(Data extracted from a collection)
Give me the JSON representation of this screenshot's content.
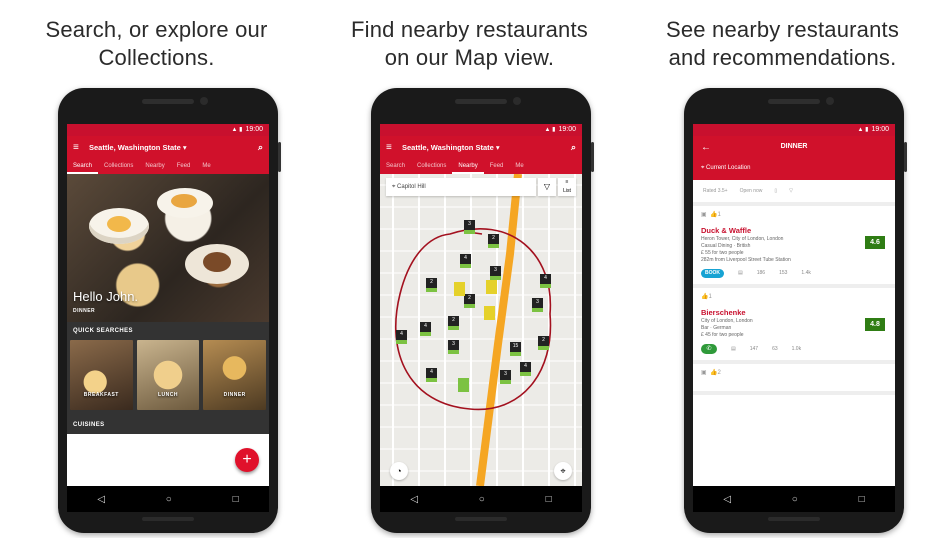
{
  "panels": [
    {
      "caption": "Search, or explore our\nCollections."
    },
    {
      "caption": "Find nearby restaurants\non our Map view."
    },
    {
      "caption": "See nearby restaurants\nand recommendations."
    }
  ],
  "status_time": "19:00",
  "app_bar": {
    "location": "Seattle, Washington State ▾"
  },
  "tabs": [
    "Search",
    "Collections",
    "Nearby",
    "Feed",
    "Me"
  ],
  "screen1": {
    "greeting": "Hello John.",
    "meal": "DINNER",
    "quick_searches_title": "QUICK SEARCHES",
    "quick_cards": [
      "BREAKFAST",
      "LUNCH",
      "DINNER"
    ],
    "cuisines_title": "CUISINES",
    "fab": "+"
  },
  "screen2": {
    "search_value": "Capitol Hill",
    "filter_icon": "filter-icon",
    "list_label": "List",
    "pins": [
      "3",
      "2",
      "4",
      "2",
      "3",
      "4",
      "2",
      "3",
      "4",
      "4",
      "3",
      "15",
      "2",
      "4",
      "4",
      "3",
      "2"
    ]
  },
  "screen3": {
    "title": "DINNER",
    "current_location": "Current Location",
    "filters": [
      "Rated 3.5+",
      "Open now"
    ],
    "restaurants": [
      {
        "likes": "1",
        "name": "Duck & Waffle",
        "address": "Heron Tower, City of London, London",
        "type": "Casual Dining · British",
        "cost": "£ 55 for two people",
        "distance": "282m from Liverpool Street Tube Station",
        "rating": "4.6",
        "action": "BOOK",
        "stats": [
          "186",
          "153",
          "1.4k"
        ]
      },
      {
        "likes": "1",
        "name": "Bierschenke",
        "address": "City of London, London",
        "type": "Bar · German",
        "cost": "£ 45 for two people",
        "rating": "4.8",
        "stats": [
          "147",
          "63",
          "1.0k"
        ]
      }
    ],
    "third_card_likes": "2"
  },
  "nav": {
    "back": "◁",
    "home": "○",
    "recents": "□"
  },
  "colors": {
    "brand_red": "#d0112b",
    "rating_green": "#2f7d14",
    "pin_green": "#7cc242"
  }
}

• [PROBLEM DETAILS]:
Copy every line above that includes the string "type".

• [SOLUTION FOR THIS TASK]:
        "type": "Casual Dining · British",
        "type": "Bar · German",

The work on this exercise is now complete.